Set all the material down again unchanged, without the pictures.

DATA SECTION:
━━━━━━━━━━━━━━━━

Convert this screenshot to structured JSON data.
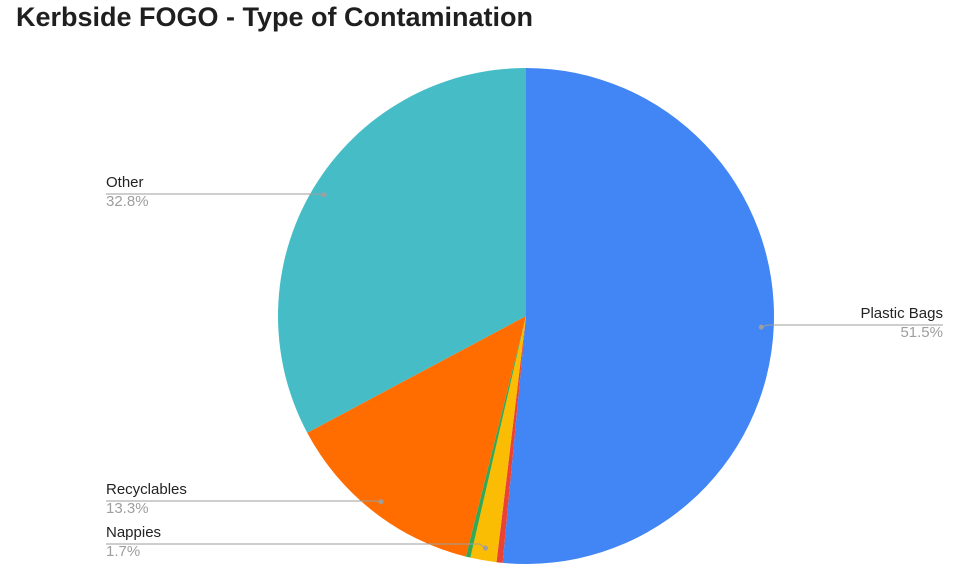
{
  "chart_data": {
    "type": "pie",
    "title": "Kerbside FOGO - Type of Contamination",
    "start_angle_deg": 0,
    "direction": "clockwise",
    "legend": "none",
    "slices": [
      {
        "label": "Plastic Bags",
        "value": 51.5,
        "value_label": "51.5%",
        "color": "#4285f4",
        "show_label": true
      },
      {
        "label": "",
        "value": 0.4,
        "value_label": "",
        "color": "#ea4335",
        "show_label": false
      },
      {
        "label": "Nappies",
        "value": 1.7,
        "value_label": "1.7%",
        "color": "#fbbc04",
        "show_label": true
      },
      {
        "label": "",
        "value": 0.3,
        "value_label": "",
        "color": "#34a853",
        "show_label": false
      },
      {
        "label": "Recyclables",
        "value": 13.3,
        "value_label": "13.3%",
        "color": "#ff6d01",
        "show_label": true
      },
      {
        "label": "Other",
        "value": 32.8,
        "value_label": "32.8%",
        "color": "#46bdc6",
        "show_label": true
      }
    ]
  }
}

━━━━━━━━━━━━━━━━

RESULT BELOW:
Convert this screenshot to structured JSON data.
{
  "chart_data": {
    "type": "pie",
    "title": "Kerbside FOGO - Type of Contamination",
    "start_angle_deg": 0,
    "direction": "clockwise",
    "legend": "none",
    "slices": [
      {
        "label": "Plastic Bags",
        "value": 51.5,
        "value_label": "51.5%",
        "color": "#4285f4",
        "show_label": true
      },
      {
        "label": "",
        "value": 0.4,
        "value_label": "",
        "color": "#ea4335",
        "show_label": false
      },
      {
        "label": "Nappies",
        "value": 1.7,
        "value_label": "1.7%",
        "color": "#fbbc04",
        "show_label": true
      },
      {
        "label": "",
        "value": 0.3,
        "value_label": "",
        "color": "#34a853",
        "show_label": false
      },
      {
        "label": "Recyclables",
        "value": 13.3,
        "value_label": "13.3%",
        "color": "#ff6d01",
        "show_label": true
      },
      {
        "label": "Other",
        "value": 32.8,
        "value_label": "32.8%",
        "color": "#46bdc6",
        "show_label": true
      }
    ]
  }
}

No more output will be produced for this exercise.